» Task statement
Transcribe each record below word for word.
══ Source records
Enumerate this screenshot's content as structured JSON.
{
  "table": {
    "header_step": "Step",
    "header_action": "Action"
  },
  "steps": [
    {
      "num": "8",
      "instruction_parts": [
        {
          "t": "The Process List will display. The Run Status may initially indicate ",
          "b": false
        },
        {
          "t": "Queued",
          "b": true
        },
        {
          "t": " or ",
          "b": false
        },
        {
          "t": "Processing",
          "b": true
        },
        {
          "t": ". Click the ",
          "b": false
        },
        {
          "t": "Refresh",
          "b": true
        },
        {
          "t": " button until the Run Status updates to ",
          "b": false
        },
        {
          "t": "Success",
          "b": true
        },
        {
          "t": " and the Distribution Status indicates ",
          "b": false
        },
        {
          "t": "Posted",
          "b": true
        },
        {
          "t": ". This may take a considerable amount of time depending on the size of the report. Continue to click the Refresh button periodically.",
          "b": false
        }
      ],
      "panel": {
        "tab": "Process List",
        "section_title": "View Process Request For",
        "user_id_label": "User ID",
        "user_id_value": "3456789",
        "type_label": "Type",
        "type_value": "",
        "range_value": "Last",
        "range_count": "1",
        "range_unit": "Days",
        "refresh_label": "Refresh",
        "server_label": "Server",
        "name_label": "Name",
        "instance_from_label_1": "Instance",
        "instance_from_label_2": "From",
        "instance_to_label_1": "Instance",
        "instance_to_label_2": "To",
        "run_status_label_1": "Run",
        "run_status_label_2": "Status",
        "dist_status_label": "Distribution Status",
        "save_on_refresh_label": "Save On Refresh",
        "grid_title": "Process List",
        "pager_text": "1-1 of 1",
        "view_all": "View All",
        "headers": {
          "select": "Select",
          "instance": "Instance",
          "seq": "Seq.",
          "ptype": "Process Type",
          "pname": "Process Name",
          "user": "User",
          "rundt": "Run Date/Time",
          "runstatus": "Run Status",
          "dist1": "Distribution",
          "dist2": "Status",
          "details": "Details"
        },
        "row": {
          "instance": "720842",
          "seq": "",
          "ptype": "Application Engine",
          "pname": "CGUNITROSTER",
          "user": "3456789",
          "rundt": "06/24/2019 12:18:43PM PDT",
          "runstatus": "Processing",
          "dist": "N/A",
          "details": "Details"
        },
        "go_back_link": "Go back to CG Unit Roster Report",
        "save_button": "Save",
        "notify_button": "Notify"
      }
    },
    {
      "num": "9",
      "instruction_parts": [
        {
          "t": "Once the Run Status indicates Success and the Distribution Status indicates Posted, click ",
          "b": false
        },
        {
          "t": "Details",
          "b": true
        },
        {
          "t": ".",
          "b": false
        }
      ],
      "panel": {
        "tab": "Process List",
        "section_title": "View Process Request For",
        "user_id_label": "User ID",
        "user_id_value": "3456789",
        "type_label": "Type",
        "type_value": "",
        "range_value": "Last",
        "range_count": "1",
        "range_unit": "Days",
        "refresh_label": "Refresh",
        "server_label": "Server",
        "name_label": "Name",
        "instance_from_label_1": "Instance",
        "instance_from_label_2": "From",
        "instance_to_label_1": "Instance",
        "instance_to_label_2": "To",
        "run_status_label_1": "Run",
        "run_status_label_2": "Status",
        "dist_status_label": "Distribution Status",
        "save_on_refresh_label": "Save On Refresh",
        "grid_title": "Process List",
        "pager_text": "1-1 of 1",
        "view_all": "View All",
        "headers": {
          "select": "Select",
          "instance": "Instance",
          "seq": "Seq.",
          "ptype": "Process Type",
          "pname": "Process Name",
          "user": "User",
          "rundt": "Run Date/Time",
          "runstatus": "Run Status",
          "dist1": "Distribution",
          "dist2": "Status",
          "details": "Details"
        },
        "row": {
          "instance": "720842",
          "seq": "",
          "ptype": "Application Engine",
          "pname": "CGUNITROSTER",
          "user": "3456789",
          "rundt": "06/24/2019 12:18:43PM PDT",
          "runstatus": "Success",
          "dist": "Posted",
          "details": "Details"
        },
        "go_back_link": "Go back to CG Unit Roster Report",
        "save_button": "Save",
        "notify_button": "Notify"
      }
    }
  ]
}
════
» Exercise result
Enumerate this screenshot's content as structured JSON.
{
  "table": {
    "header_step": "Step",
    "header_action": "Action"
  },
  "steps": [
    {
      "num": "8",
      "instruction_parts": [
        {
          "t": "The Process List will display. The Run Status may initially indicate ",
          "b": false
        },
        {
          "t": "Queued",
          "b": true
        },
        {
          "t": " or ",
          "b": false
        },
        {
          "t": "Processing",
          "b": true
        },
        {
          "t": ". Click the ",
          "b": false
        },
        {
          "t": "Refresh",
          "b": true
        },
        {
          "t": " button until the Run Status updates to ",
          "b": false
        },
        {
          "t": "Success",
          "b": true
        },
        {
          "t": " and the Distribution Status indicates ",
          "b": false
        },
        {
          "t": "Posted",
          "b": true
        },
        {
          "t": ". This may take a considerable amount of time depending on the size of the report. Continue to click the Refresh button periodically.",
          "b": false
        }
      ],
      "panel": {
        "tab": "Process List",
        "section_title": "View Process Request For",
        "user_id_label": "User ID",
        "user_id_value": "3456789",
        "type_label": "Type",
        "type_value": "",
        "range_value": "Last",
        "range_count": "1",
        "range_unit": "Days",
        "refresh_label": "Refresh",
        "server_label": "Server",
        "name_label": "Name",
        "instance_from_label_1": "Instance",
        "instance_from_label_2": "From",
        "instance_to_label_1": "Instance",
        "instance_to_label_2": "To",
        "run_status_label_1": "Run",
        "run_status_label_2": "Status",
        "dist_status_label": "Distribution Status",
        "save_on_refresh_label": "Save On Refresh",
        "grid_title": "Process List",
        "pager_text": "1-1 of 1",
        "view_all": "View All",
        "headers": {
          "select": "Select",
          "instance": "Instance",
          "seq": "Seq.",
          "ptype": "Process Type",
          "pname": "Process Name",
          "user": "User",
          "rundt": "Run Date/Time",
          "runstatus": "Run Status",
          "dist1": "Distribution",
          "dist2": "Status",
          "details": "Details"
        },
        "row": {
          "instance": "720842",
          "seq": "",
          "ptype": "Application Engine",
          "pname": "CGUNITROSTER",
          "user": "3456789",
          "rundt": "06/24/2019 12:18:43PM PDT",
          "runstatus": "Processing",
          "dist": "N/A",
          "details": "Details"
        },
        "go_back_link": "Go back to CG Unit Roster Report",
        "save_button": "Save",
        "notify_button": "Notify"
      }
    },
    {
      "num": "9",
      "instruction_parts": [
        {
          "t": "Once the Run Status indicates Success and the Distribution Status indicates Posted, click ",
          "b": false
        },
        {
          "t": "Details",
          "b": true
        },
        {
          "t": ".",
          "b": false
        }
      ],
      "panel": {
        "tab": "Process List",
        "section_title": "View Process Request For",
        "user_id_label": "User ID",
        "user_id_value": "3456789",
        "type_label": "Type",
        "type_value": "",
        "range_value": "Last",
        "range_count": "1",
        "range_unit": "Days",
        "refresh_label": "Refresh",
        "server_label": "Server",
        "name_label": "Name",
        "instance_from_label_1": "Instance",
        "instance_from_label_2": "From",
        "instance_to_label_1": "Instance",
        "instance_to_label_2": "To",
        "run_status_label_1": "Run",
        "run_status_label_2": "Status",
        "dist_status_label": "Distribution Status",
        "save_on_refresh_label": "Save On Refresh",
        "grid_title": "Process List",
        "pager_text": "1-1 of 1",
        "view_all": "View All",
        "headers": {
          "select": "Select",
          "instance": "Instance",
          "seq": "Seq.",
          "ptype": "Process Type",
          "pname": "Process Name",
          "user": "User",
          "rundt": "Run Date/Time",
          "runstatus": "Run Status",
          "dist1": "Distribution",
          "dist2": "Status",
          "details": "Details"
        },
        "row": {
          "instance": "720842",
          "seq": "",
          "ptype": "Application Engine",
          "pname": "CGUNITROSTER",
          "user": "3456789",
          "rundt": "06/24/2019 12:18:43PM PDT",
          "runstatus": "Success",
          "dist": "Posted",
          "details": "Details"
        },
        "go_back_link": "Go back to CG Unit Roster Report",
        "save_button": "Save",
        "notify_button": "Notify"
      }
    }
  ]
}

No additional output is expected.